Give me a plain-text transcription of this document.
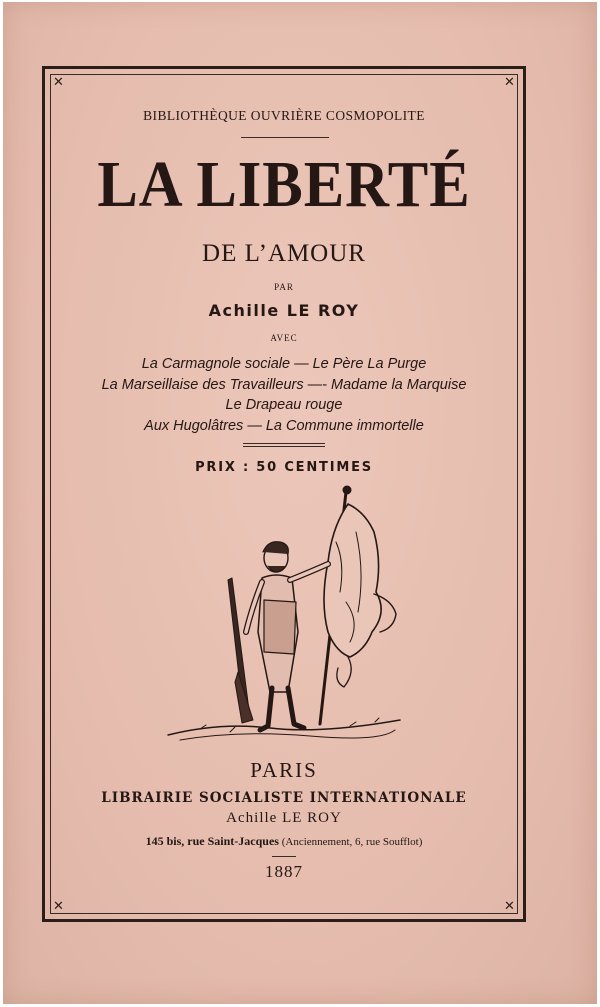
✕	✕
✕	✕
BIBLIOTHÈQUE OUVRIÈRE COSMOPOLITE
LA LIBERTÉ
DE L’AMOUR
PAR
Achille LE ROY
AVEC
La Carmagnole sociale — Le Père La Purge
La Marseillaise des Travailleurs —- Madame la Marquise
Le Drapeau rouge
Aux Hugolâtres — La Commune immortelle
PRIX : 50 CENTIMES
PARIS
LIBRAIRIE SOCIALISTE INTERNATIONALE
Achille LE ROY
145 bis, rue Saint-Jacques (Anciennement, 6, rue Soufflot)
1887
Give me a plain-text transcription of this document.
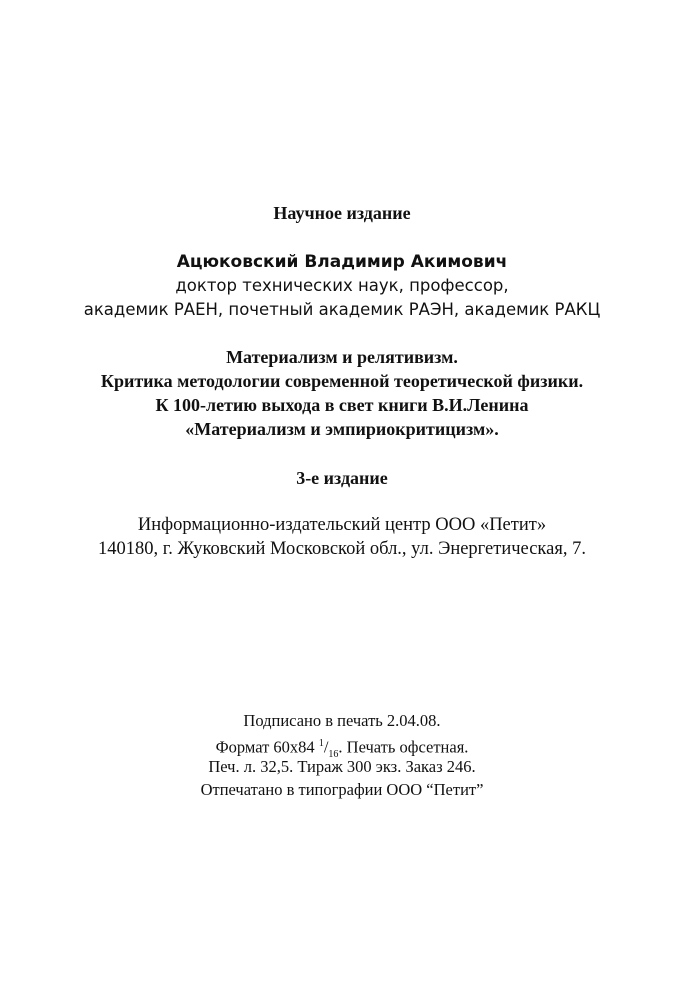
Научное издание
Ацюковский Владимир Акимович
доктор технических наук, профессор,
академик РАЕН, почетный академик РАЭН, академик РАКЦ
Материализм и релятивизм.
Критика методологии современной теоретической физики.
К 100-летию выхода в свет книги В.И.Ленина
«Материализм и эмпириокритицизм».
3-е издание
Информационно-издательский центр ООО «Петит»
140180, г. Жуковский Московской обл., ул. Энергетическая, 7.
Подписано в печать 2.04.08.
Формат 60x84 $^1/_{16}$. Печать офсетная.
Печ. л. 32,5. Тираж 300 экз. Заказ 246.
Отпечатано в типографии ООО “Петит”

> Exercise:
Make an exact copy of every entry above, minus the images.

> Written reply:
Give me a plain-text transcription of this document.
✕	✕
✕	✕
BIBLIOTHÈQUE OUVRIÈRE COSMOPOLITE
LA LIBERTÉ
DE L’AMOUR
PAR
Achille LE ROY
AVEC
La Carmagnole sociale — Le Père La Purge
La Marseillaise des Travailleurs —- Madame la Marquise
Le Drapeau rouge
Aux Hugolâtres — La Commune immortelle
PRIX : 50 CENTIMES
PARIS
LIBRAIRIE SOCIALISTE INTERNATIONALE
Achille LE ROY
145 bis, rue Saint-Jacques (Anciennement, 6, rue Soufflot)
1887
Give me a plain-text transcription of this document.
Научное издание
Ацюковский Владимир Акимович
доктор технических наук, профессор,
академик РАЕН, почетный академик РАЭН, академик РАКЦ
Материализм и релятивизм.
Критика методологии современной теоретической физики.
К 100-летию выхода в свет книги В.И.Ленина
«Материализм и эмпириокритицизм».
3-е издание
Информационно-издательский центр ООО «Петит»
140180, г. Жуковский Московской обл., ул. Энергетическая, 7.
Подписано в печать 2.04.08.
Формат 60x84 $^1/_{16}$. Печать офсетная.
Печ. л. 32,5. Тираж 300 экз. Заказ 246.
Отпечатано в типографии ООО “Петит”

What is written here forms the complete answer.